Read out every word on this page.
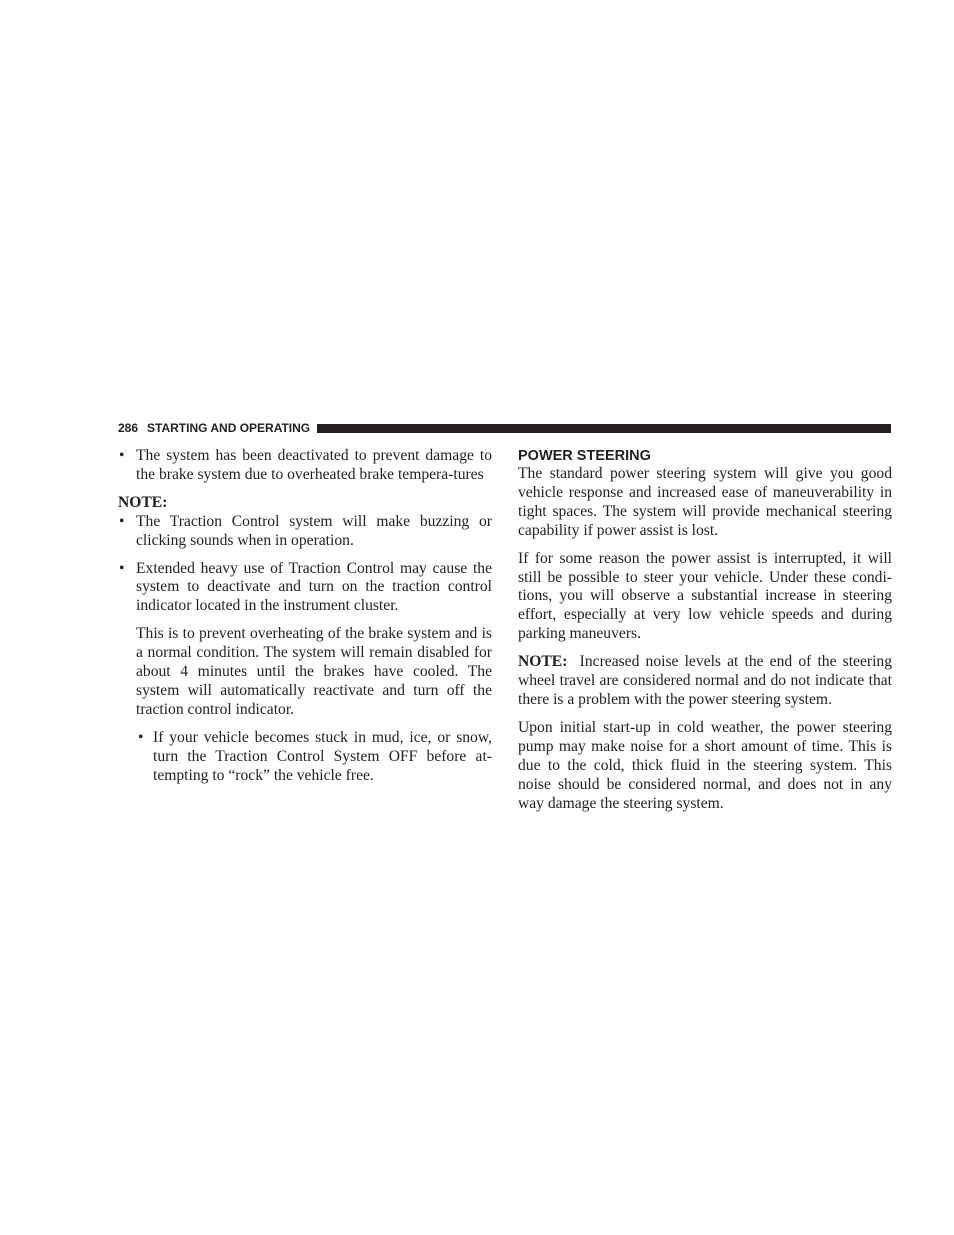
286 STARTING AND OPERATING
• The system has been deactivated to prevent damage to the brake system due to overheated brake tempera-tures

NOTE:

• The Traction Control system will make buzzing or clicking sounds when in operation.

• Extended heavy use of Traction Control may cause the system to deactivate and turn on the traction control indicator located in the instrument cluster.

This is to prevent overheating of the brake system and is a normal condition. The system will remain disabled for about 4 minutes until the brakes have cooled. The system will automatically reactivate and turn off the traction control indicator.

• If your vehicle becomes stuck in mud, ice, or snow, turn the Traction Control System OFF before at-tempting to “rock” the vehicle free.

POWER STEERING

The standard power steering system will give you good vehicle response and increased ease of maneuverability in tight spaces. The system will provide mechanical steering capability if power assist is lost.

If for some reason the power assist is interrupted, it will still be possible to steer your vehicle. Under these condi-tions, you will observe a substantial increase in steering effort, especially at very low vehicle speeds and during parking maneuvers.

NOTE: Increased noise levels at the end of the steering wheel travel are considered normal and do not indicate that there is a problem with the power steering system.

Upon initial start-up in cold weather, the power steering pump may make noise for a short amount of time. This is due to the cold, thick fluid in the steering system. This noise should be considered normal, and does not in any way damage the steering system.
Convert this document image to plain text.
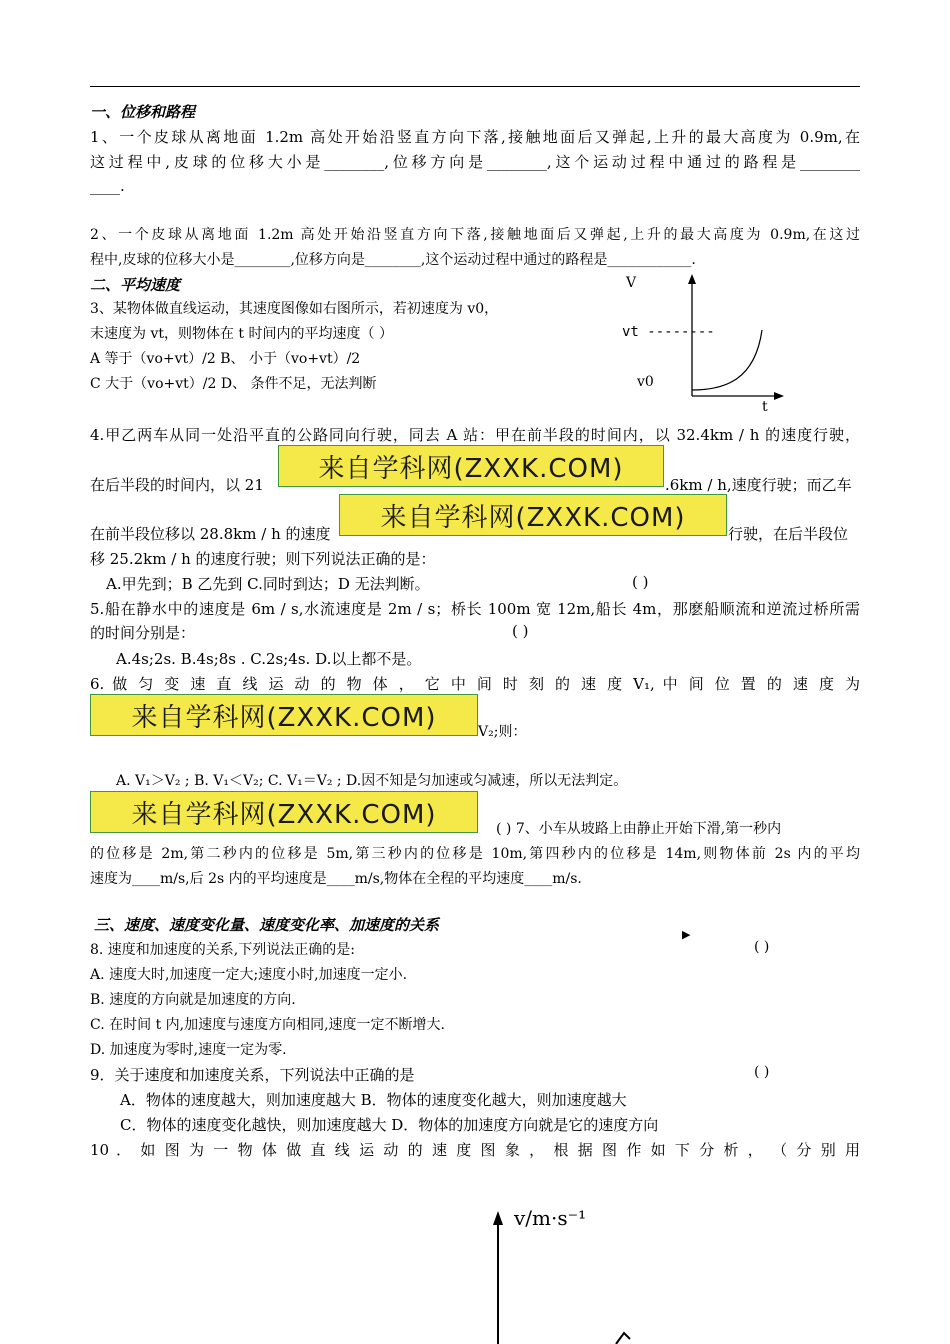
一、位移和路程
1、一个皮球从离地面 1.2m 高处开始沿竖直方向下落,接触地面后又弹起,上升的最大高度为 0.9m,在
这过程中,皮球的位移大小是________,位移方向是________,这个运动过程中通过的路程是________
____.
2、一个皮球从离地面 1.2m 高处开始沿竖直方向下落,接触地面后又弹起,上升的最大高度为 0.9m,在这过
程中,皮球的位移大小是________,位移方向是________,这个运动过程中通过的路程是____________.
二、平均速度
3、某物体做直线运动，其速度图像如右图所示，若初速度为 v0，
末速度为 vt，则物体在 t 时间内的平均速度（ ）
A 等于（vo+vt）/2 B、 小于（vo+vt）/2
C 大于（vo+vt）/2 D、 条件不足，无法判断
V
vt --------
v0
t
4.甲乙两车从同一处沿平直的公路同向行驶，同去 A 站：甲在前半段的时间内，以 32.4km / h 的速度行驶，
在后半段的时间内，以 21	.6km / h,速度行驶；而乙车
在前半段位移以 28.8km / h 的速度	行驶，在后半段位
移 25.2km / h 的速度行驶；则下列说法正确的是：
A.甲先到；B 乙先到 C.同时到达；D 无法判断。	( )
来自学科网(ZXXK.COM)
来自学科网(ZXXK.COM)
5.船在静水中的速度是 6m / s,水流速度是 2m / s；桥长 100m 宽 12m,船长 4m，那麽船顺流和逆流过桥所需
的时间分别是：	( )
A.4s;2s. B.4s;8s . C.2s;4s. D.以上都不是。
6. 做 匀 变 速 直 线 运 动 的 物 体 ， 它 中 间 时 刻 的 速 度 V₁, 中 间 位 置 的 速 度 为
来自学科网(ZXXK.COM)	V₂;则：
A. V₁＞V₂ ; B. V₁＜V₂; C. V₁＝V₂ ; D.因不知是匀加速或匀减速，所以无法判定。
来自学科网(ZXXK.COM)	( ) 7、小车从坡路上由静止开始下滑,第一秒内
的位移是 2m,第二秒内的位移是 5m,第三秒内的位移是 10m,第四秒内的位移是 14m,则物体前 2s 内的平均
速度为____m/s,后 2s 内的平均速度是____m/s,物体在全程的平均速度____m/s.
三、速度、速度变化量、速度变化率、加速度的关系
▶
8. 速度和加速度的关系,下列说法正确的是:	( )
A. 速度大时,加速度一定大;速度小时,加速度一定小.
B. 速度的方向就是加速度的方向.
C. 在时间 t 内,加速度与速度方向相同,速度一定不断增大.
D. 加速度为零时,速度一定为零.
9．关于速度和加速度关系，下列说法中正确的是	( )
A．物体的速度越大，则加速度越大 B．物体的速度变化越大，则加速度越大
C．物体的速度变化越快，则加速度越大 D．物体的加速度方向就是它的速度方向
10 ． 如 图 为 一 物 体 做 直 线 运 动 的 速 度 图 象 ， 根 据 图 作 如 下 分 析 ， （ 分 别 用
v/m·s⁻¹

——

[What the task requires]
Retype the entries word for word. Omit any images.

[Full solution]
Read out every word on this page.
286 STARTING AND OPERATING
• The system has been deactivated to prevent damage to the brake system due to overheated brake tempera-tures

NOTE:

• The Traction Control system will make buzzing or clicking sounds when in operation.

• Extended heavy use of Traction Control may cause the system to deactivate and turn on the traction control indicator located in the instrument cluster.

This is to prevent overheating of the brake system and is a normal condition. The system will remain disabled for about 4 minutes until the brakes have cooled. The system will automatically reactivate and turn off the traction control indicator.

• If your vehicle becomes stuck in mud, ice, or snow, turn the Traction Control System OFF before at-tempting to “rock” the vehicle free.

POWER STEERING

The standard power steering system will give you good vehicle response and increased ease of maneuverability in tight spaces. The system will provide mechanical steering capability if power assist is lost.

If for some reason the power assist is interrupted, it will still be possible to steer your vehicle. Under these condi-tions, you will observe a substantial increase in steering effort, especially at very low vehicle speeds and during parking maneuvers.

NOTE: Increased noise levels at the end of the steering wheel travel are considered normal and do not indicate that there is a problem with the power steering system.

Upon initial start-up in cold weather, the power steering pump may make noise for a short amount of time. This is due to the cold, thick fluid in the steering system. This noise should be considered normal, and does not in any way damage the steering system.
Convert this document image to plain text.
一、位移和路程
1、一个皮球从离地面 1.2m 高处开始沿竖直方向下落,接触地面后又弹起,上升的最大高度为 0.9m,在
这过程中,皮球的位移大小是________,位移方向是________,这个运动过程中通过的路程是________
____.
2、一个皮球从离地面 1.2m 高处开始沿竖直方向下落,接触地面后又弹起,上升的最大高度为 0.9m,在这过
程中,皮球的位移大小是________,位移方向是________,这个运动过程中通过的路程是____________.
二、平均速度
3、某物体做直线运动，其速度图像如右图所示，若初速度为 v0，
末速度为 vt，则物体在 t 时间内的平均速度（ ）
A 等于（vo+vt）/2 B、 小于（vo+vt）/2
C 大于（vo+vt）/2 D、 条件不足，无法判断
V
vt --------
v0
t
4.甲乙两车从同一处沿平直的公路同向行驶，同去 A 站：甲在前半段的时间内，以 32.4km / h 的速度行驶，
在后半段的时间内，以 21	.6km / h,速度行驶；而乙车
在前半段位移以 28.8km / h 的速度	行驶，在后半段位
移 25.2km / h 的速度行驶；则下列说法正确的是：
A.甲先到；B 乙先到 C.同时到达；D 无法判断。	( )
来自学科网(ZXXK.COM)
来自学科网(ZXXK.COM)
5.船在静水中的速度是 6m / s,水流速度是 2m / s；桥长 100m 宽 12m,船长 4m，那麽船顺流和逆流过桥所需
的时间分别是：	( )
A.4s;2s. B.4s;8s . C.2s;4s. D.以上都不是。
6. 做 匀 变 速 直 线 运 动 的 物 体 ， 它 中 间 时 刻 的 速 度 V₁, 中 间 位 置 的 速 度 为
来自学科网(ZXXK.COM)	V₂;则：
A. V₁＞V₂ ; B. V₁＜V₂; C. V₁＝V₂ ; D.因不知是匀加速或匀减速，所以无法判定。
来自学科网(ZXXK.COM)	( ) 7、小车从坡路上由静止开始下滑,第一秒内
的位移是 2m,第二秒内的位移是 5m,第三秒内的位移是 10m,第四秒内的位移是 14m,则物体前 2s 内的平均
速度为____m/s,后 2s 内的平均速度是____m/s,物体在全程的平均速度____m/s.
三、速度、速度变化量、速度变化率、加速度的关系
▶
8. 速度和加速度的关系,下列说法正确的是:	( )
A. 速度大时,加速度一定大;速度小时,加速度一定小.
B. 速度的方向就是加速度的方向.
C. 在时间 t 内,加速度与速度方向相同,速度一定不断增大.
D. 加速度为零时,速度一定为零.
9．关于速度和加速度关系，下列说法中正确的是	( )
A．物体的速度越大，则加速度越大 B．物体的速度变化越大，则加速度越大
C．物体的速度变化越快，则加速度越大 D．物体的加速度方向就是它的速度方向
10 ． 如 图 为 一 物 体 做 直 线 运 动 的 速 度 图 象 ， 根 据 图 作 如 下 分 析 ， （ 分 别 用
v/m·s⁻¹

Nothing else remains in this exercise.